> _Listed records_:
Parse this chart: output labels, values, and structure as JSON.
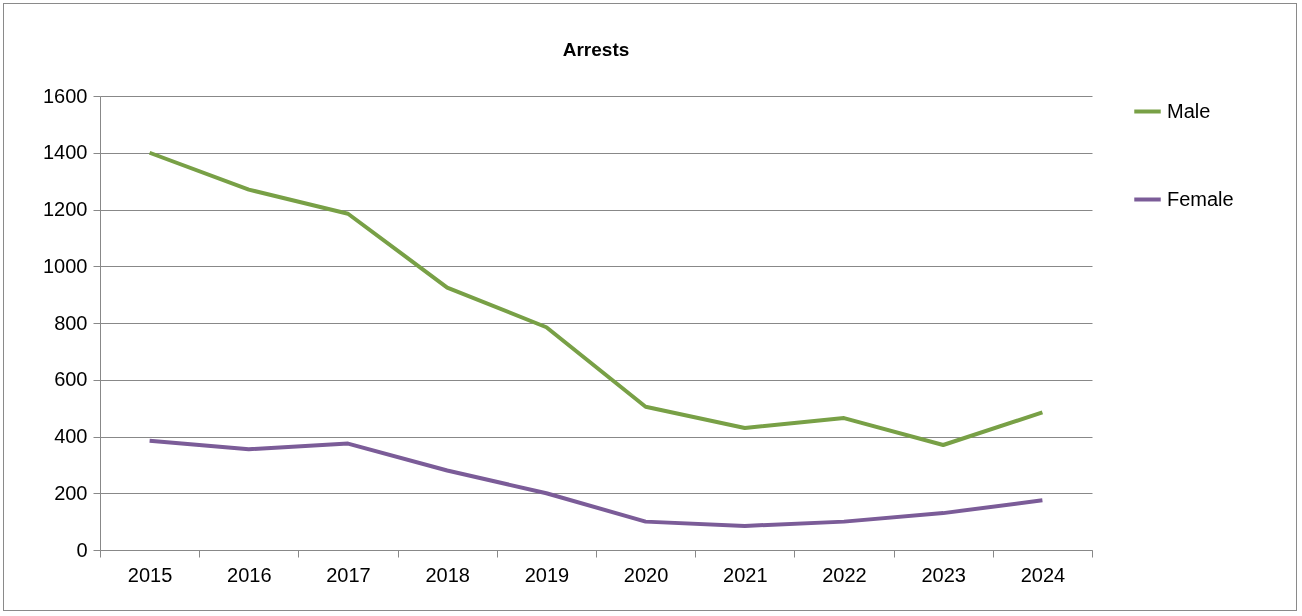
{
  "chart_data": {
    "type": "line",
    "title": "Arrests",
    "categories": [
      "2015",
      "2016",
      "2017",
      "2018",
      "2019",
      "2020",
      "2021",
      "2022",
      "2023",
      "2024"
    ],
    "series": [
      {
        "name": "Male",
        "color": "#78a046",
        "values": [
          1400,
          1270,
          1185,
          925,
          785,
          505,
          430,
          465,
          370,
          485
        ]
      },
      {
        "name": "Female",
        "color": "#7b5c98",
        "values": [
          385,
          355,
          375,
          280,
          200,
          100,
          85,
          100,
          130,
          175
        ]
      }
    ],
    "ylim": [
      0,
      1600
    ],
    "yticks": [
      0,
      200,
      400,
      600,
      800,
      1000,
      1200,
      1400,
      1600
    ],
    "grid": "y",
    "legend": "top right",
    "marker": "none",
    "line_style": "solid"
  }
}
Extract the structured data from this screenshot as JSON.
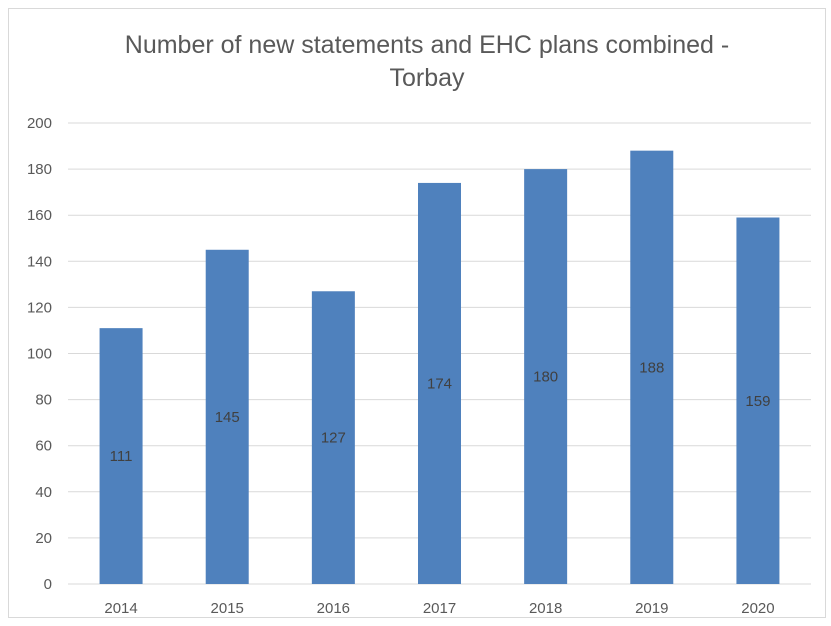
{
  "chart_data": {
    "type": "bar",
    "title_lines": [
      "Number of new statements and EHC plans combined -",
      "Torbay"
    ],
    "categories": [
      "2014",
      "2015",
      "2016",
      "2017",
      "2018",
      "2019",
      "2020"
    ],
    "series": [
      {
        "values": [
          111,
          145,
          127,
          174,
          180,
          188,
          159
        ]
      }
    ],
    "data_labels": [
      "111",
      "145",
      "127",
      "174",
      "180",
      "188",
      "159"
    ],
    "y_ticks": [
      0,
      20,
      40,
      60,
      80,
      100,
      120,
      140,
      160,
      180,
      200
    ],
    "ylim": [
      0,
      200
    ],
    "xlabel": "",
    "ylabel": "",
    "grid": true,
    "legend": "none",
    "bar_color": "#4f81bd",
    "grid_color": "#d9d9d9",
    "text_color": "#595959"
  }
}
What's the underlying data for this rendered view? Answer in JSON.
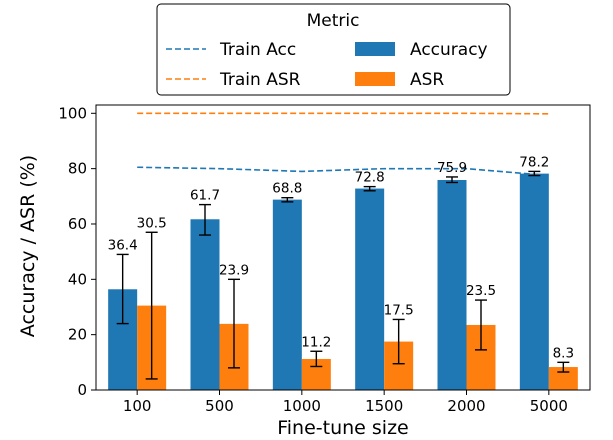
{
  "chart_data": {
    "type": "bar",
    "xlabel": "Fine-tune size",
    "ylabel": "Accuracy / ASR (%)",
    "categories": [
      "100",
      "500",
      "1000",
      "1500",
      "2000",
      "5000"
    ],
    "ylim": [
      0,
      103
    ],
    "yticks": [
      0,
      20,
      40,
      60,
      80,
      100
    ],
    "grid": false,
    "legend": {
      "title": "Metric",
      "placement": "top-center",
      "entries": [
        "Train Acc",
        "Accuracy",
        "Train ASR",
        "ASR"
      ]
    },
    "series": [
      {
        "name": "Accuracy",
        "kind": "bar",
        "color": "#1f77b4",
        "values": [
          36.4,
          61.7,
          68.8,
          72.8,
          75.9,
          78.2
        ],
        "error_low": [
          24.0,
          56.0,
          68.0,
          72.0,
          75.0,
          77.5
        ],
        "error_high": [
          49.0,
          67.0,
          69.5,
          73.5,
          77.0,
          79.0
        ],
        "labels": [
          "36.4",
          "61.7",
          "68.8",
          "72.8",
          "75.9",
          "78.2"
        ]
      },
      {
        "name": "ASR",
        "kind": "bar",
        "color": "#ff7f0e",
        "values": [
          30.5,
          23.9,
          11.2,
          17.5,
          23.5,
          8.3
        ],
        "error_low": [
          4.0,
          8.0,
          8.5,
          9.5,
          14.5,
          6.5
        ],
        "error_high": [
          57.0,
          40.0,
          14.0,
          25.5,
          32.5,
          10.0
        ],
        "labels": [
          "30.5",
          "23.9",
          "11.2",
          "17.5",
          "23.5",
          "8.3"
        ]
      },
      {
        "name": "Train Acc",
        "kind": "line",
        "style": "dashed",
        "color": "#1f77b4",
        "values": [
          80.5,
          80.0,
          79.0,
          80.0,
          80.0,
          77.5
        ]
      },
      {
        "name": "Train ASR",
        "kind": "line",
        "style": "dashed",
        "color": "#ff7f0e",
        "values": [
          100.0,
          100.0,
          100.0,
          100.0,
          100.0,
          99.8
        ]
      }
    ]
  }
}
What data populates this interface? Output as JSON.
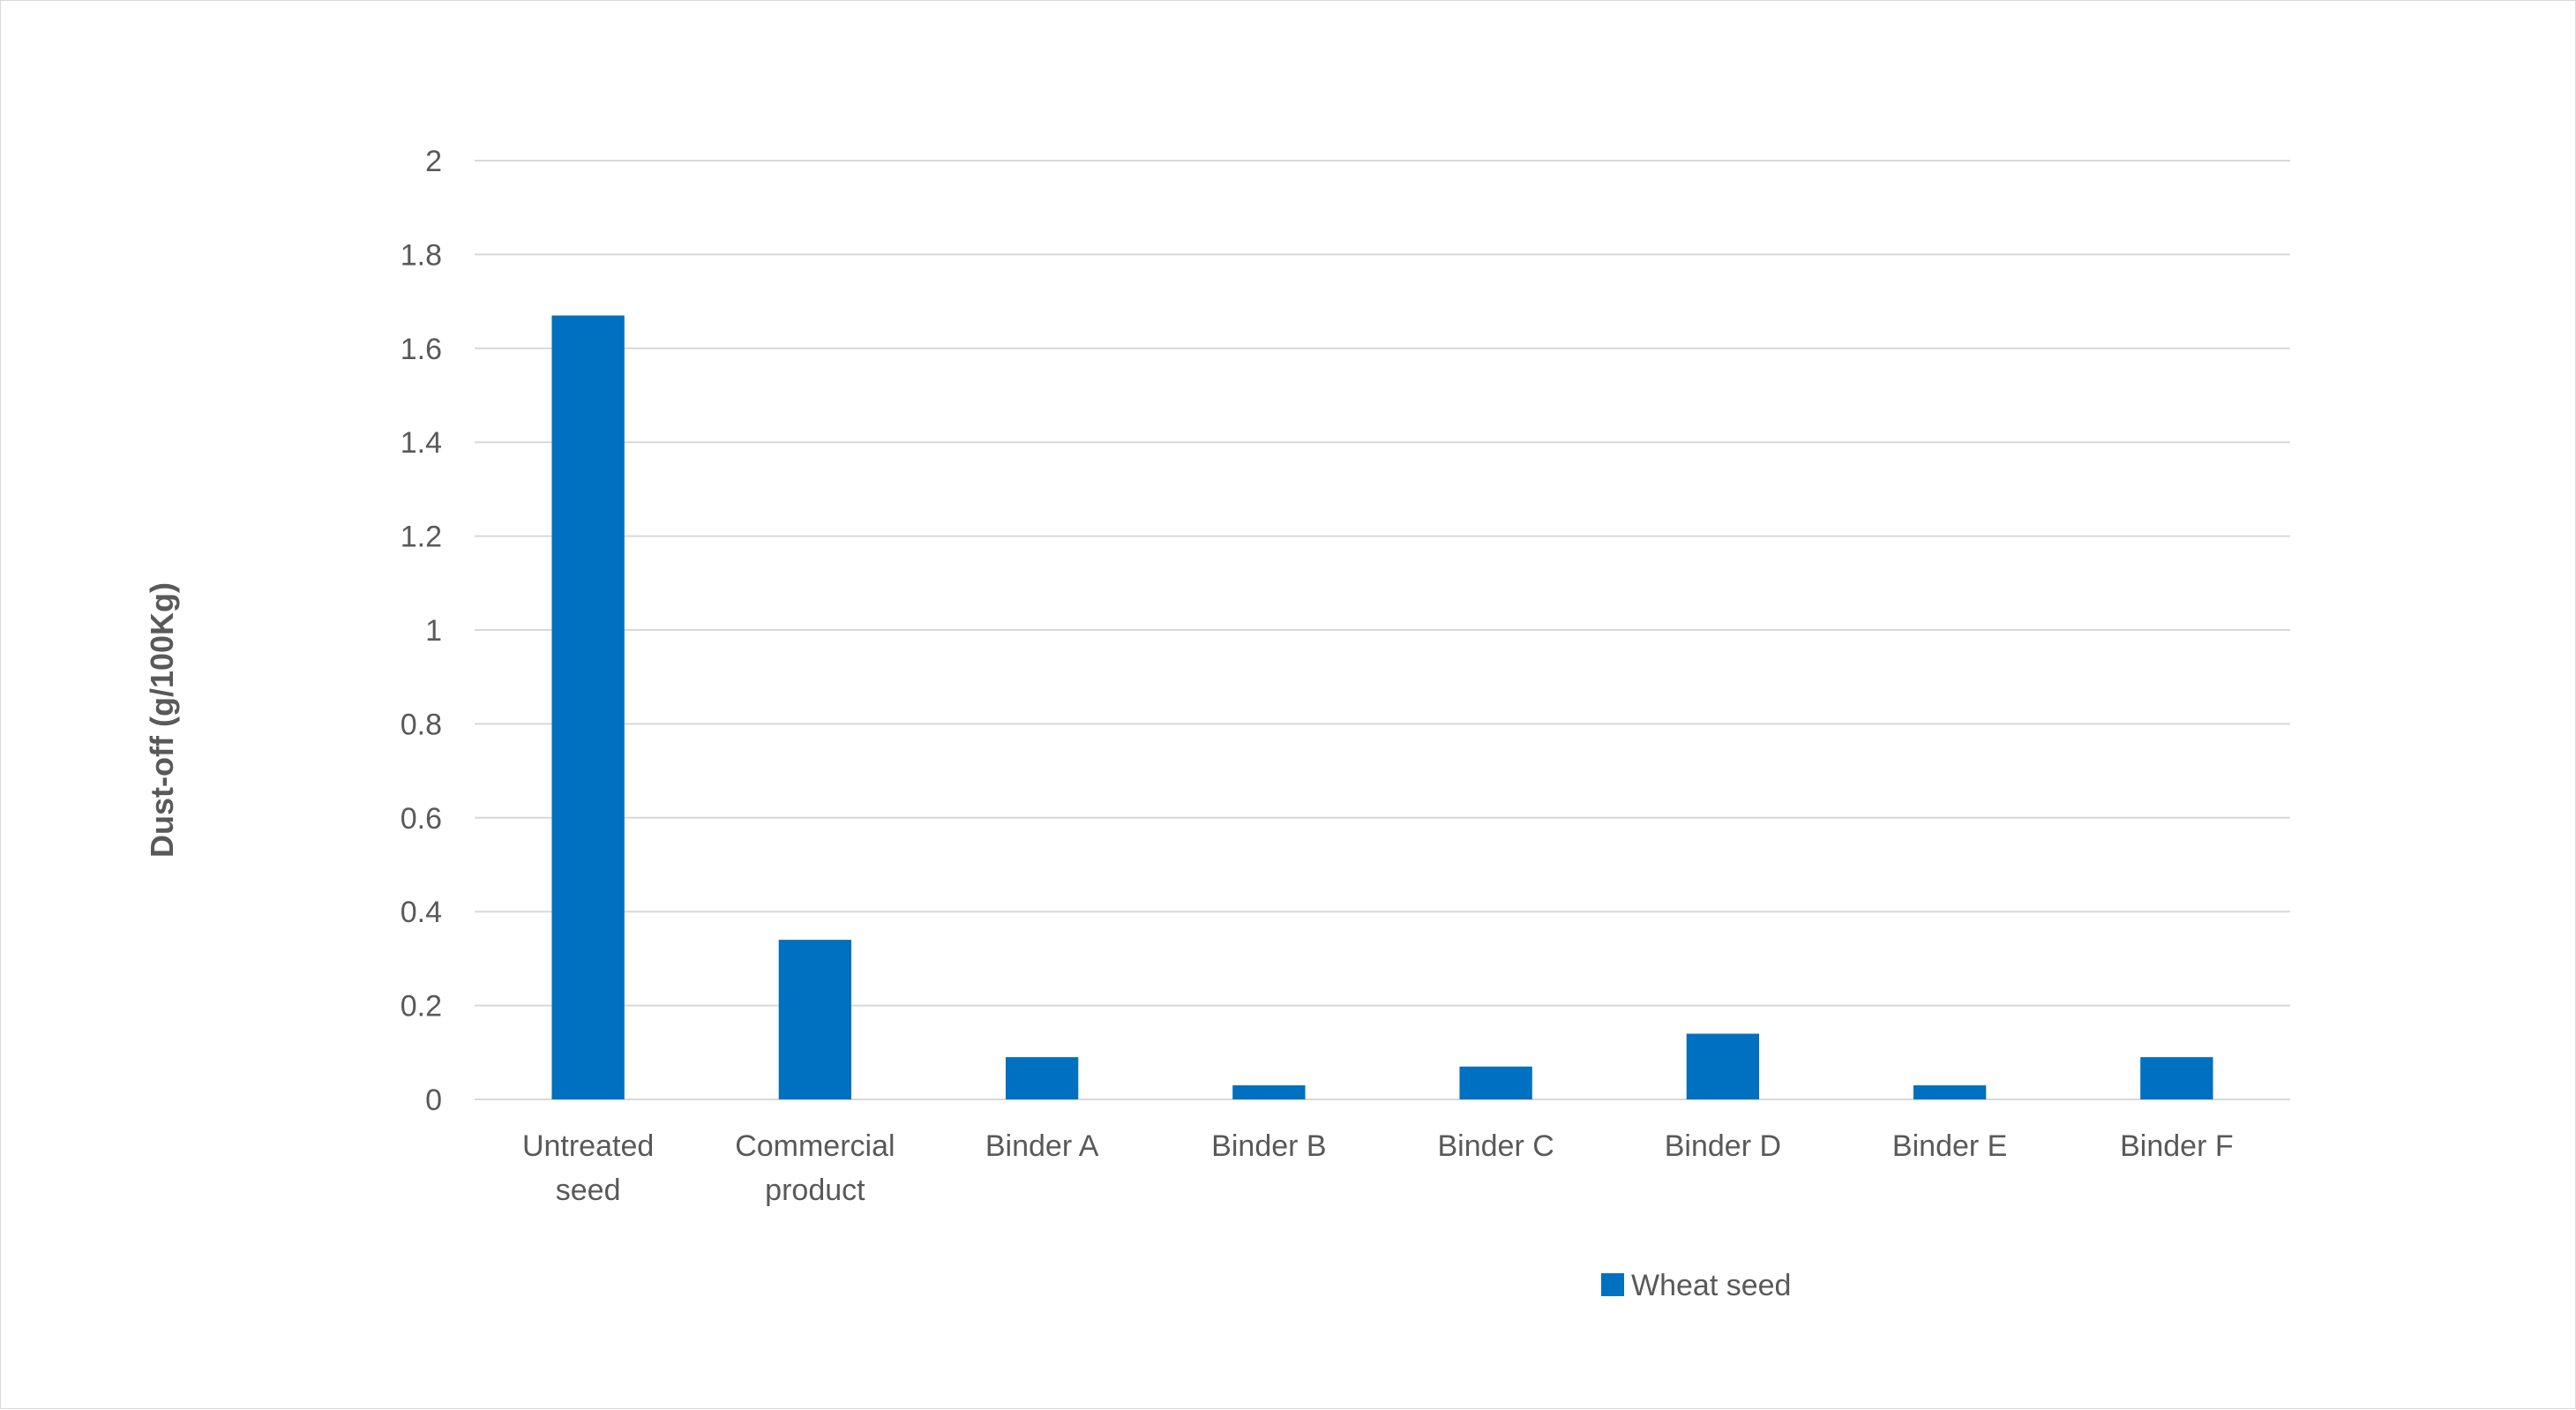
{
  "chart_data": {
    "type": "bar",
    "categories": [
      [
        "Untreated",
        "seed"
      ],
      [
        "Commercial",
        "product"
      ],
      [
        "Binder A"
      ],
      [
        "Binder B"
      ],
      [
        "Binder C"
      ],
      [
        "Binder D"
      ],
      [
        "Binder E"
      ],
      [
        "Binder F"
      ]
    ],
    "series": [
      {
        "name": "Wheat seed",
        "color": "#0070C0",
        "values": [
          1.67,
          0.34,
          0.09,
          0.03,
          0.07,
          0.14,
          0.03,
          0.09
        ]
      }
    ],
    "title": "",
    "xlabel": "",
    "ylabel": "Dust-off (g/100Kg)",
    "ylim": [
      0,
      2
    ],
    "yticks": [
      "0",
      "0.2",
      "0.4",
      "0.6",
      "0.8",
      "1",
      "1.2",
      "1.4",
      "1.6",
      "1.8",
      "2"
    ],
    "grid": true,
    "legend_position": "bottom",
    "gridline_color": "#d9d9d9",
    "text_color": "#595959"
  }
}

> _To be done_: Return the full material word for word. Do not include the pictures.

> _Full answer_:
Parse this chart: output labels, values, and structure as JSON.
{
  "chart_data": {
    "type": "line",
    "title": "Arrests",
    "categories": [
      "2015",
      "2016",
      "2017",
      "2018",
      "2019",
      "2020",
      "2021",
      "2022",
      "2023",
      "2024"
    ],
    "series": [
      {
        "name": "Male",
        "color": "#78a046",
        "values": [
          1400,
          1270,
          1185,
          925,
          785,
          505,
          430,
          465,
          370,
          485
        ]
      },
      {
        "name": "Female",
        "color": "#7b5c98",
        "values": [
          385,
          355,
          375,
          280,
          200,
          100,
          85,
          100,
          130,
          175
        ]
      }
    ],
    "ylim": [
      0,
      1600
    ],
    "yticks": [
      0,
      200,
      400,
      600,
      800,
      1000,
      1200,
      1400,
      1600
    ],
    "grid": "y",
    "legend": "top right",
    "marker": "none",
    "line_style": "solid"
  }
}
Extract the structured data from this screenshot as JSON.
{
  "chart_data": {
    "type": "bar",
    "title_lines": [
      "Number of new statements and EHC plans combined -",
      "Torbay"
    ],
    "categories": [
      "2014",
      "2015",
      "2016",
      "2017",
      "2018",
      "2019",
      "2020"
    ],
    "series": [
      {
        "values": [
          111,
          145,
          127,
          174,
          180,
          188,
          159
        ]
      }
    ],
    "data_labels": [
      "111",
      "145",
      "127",
      "174",
      "180",
      "188",
      "159"
    ],
    "y_ticks": [
      0,
      20,
      40,
      60,
      80,
      100,
      120,
      140,
      160,
      180,
      200
    ],
    "ylim": [
      0,
      200
    ],
    "xlabel": "",
    "ylabel": "",
    "grid": true,
    "legend": "none",
    "bar_color": "#4f81bd",
    "grid_color": "#d9d9d9",
    "text_color": "#595959"
  }
}
What's the underlying data for this rendered view? Answer in JSON.
{
  "chart_data": {
    "type": "bar",
    "xlabel": "Fine-tune size",
    "ylabel": "Accuracy / ASR (%)",
    "categories": [
      "100",
      "500",
      "1000",
      "1500",
      "2000",
      "5000"
    ],
    "ylim": [
      0,
      103
    ],
    "yticks": [
      0,
      20,
      40,
      60,
      80,
      100
    ],
    "grid": false,
    "legend": {
      "title": "Metric",
      "placement": "top-center",
      "entries": [
        "Train Acc",
        "Accuracy",
        "Train ASR",
        "ASR"
      ]
    },
    "series": [
      {
        "name": "Accuracy",
        "kind": "bar",
        "color": "#1f77b4",
        "values": [
          36.4,
          61.7,
          68.8,
          72.8,
          75.9,
          78.2
        ],
        "error_low": [
          24.0,
          56.0,
          68.0,
          72.0,
          75.0,
          77.5
        ],
        "error_high": [
          49.0,
          67.0,
          69.5,
          73.5,
          77.0,
          79.0
        ],
        "labels": [
          "36.4",
          "61.7",
          "68.8",
          "72.8",
          "75.9",
          "78.2"
        ]
      },
      {
        "name": "ASR",
        "kind": "bar",
        "color": "#ff7f0e",
        "values": [
          30.5,
          23.9,
          11.2,
          17.5,
          23.5,
          8.3
        ],
        "error_low": [
          4.0,
          8.0,
          8.5,
          9.5,
          14.5,
          6.5
        ],
        "error_high": [
          57.0,
          40.0,
          14.0,
          25.5,
          32.5,
          10.0
        ],
        "labels": [
          "30.5",
          "23.9",
          "11.2",
          "17.5",
          "23.5",
          "8.3"
        ]
      },
      {
        "name": "Train Acc",
        "kind": "line",
        "style": "dashed",
        "color": "#1f77b4",
        "values": [
          80.5,
          80.0,
          79.0,
          80.0,
          80.0,
          77.5
        ]
      },
      {
        "name": "Train ASR",
        "kind": "line",
        "style": "dashed",
        "color": "#ff7f0e",
        "values": [
          100.0,
          100.0,
          100.0,
          100.0,
          100.0,
          99.8
        ]
      }
    ]
  }
}
What data populates this interface? Output as JSON.
{
  "chart_data": {
    "type": "bar",
    "categories": [
      [
        "Untreated",
        "seed"
      ],
      [
        "Commercial",
        "product"
      ],
      [
        "Binder A"
      ],
      [
        "Binder B"
      ],
      [
        "Binder C"
      ],
      [
        "Binder D"
      ],
      [
        "Binder E"
      ],
      [
        "Binder F"
      ]
    ],
    "series": [
      {
        "name": "Wheat seed",
        "color": "#0070C0",
        "values": [
          1.67,
          0.34,
          0.09,
          0.03,
          0.07,
          0.14,
          0.03,
          0.09
        ]
      }
    ],
    "title": "",
    "xlabel": "",
    "ylabel": "Dust-off (g/100Kg)",
    "ylim": [
      0,
      2
    ],
    "yticks": [
      "0",
      "0.2",
      "0.4",
      "0.6",
      "0.8",
      "1",
      "1.2",
      "1.4",
      "1.6",
      "1.8",
      "2"
    ],
    "grid": true,
    "legend_position": "bottom",
    "gridline_color": "#d9d9d9",
    "text_color": "#595959"
  }
}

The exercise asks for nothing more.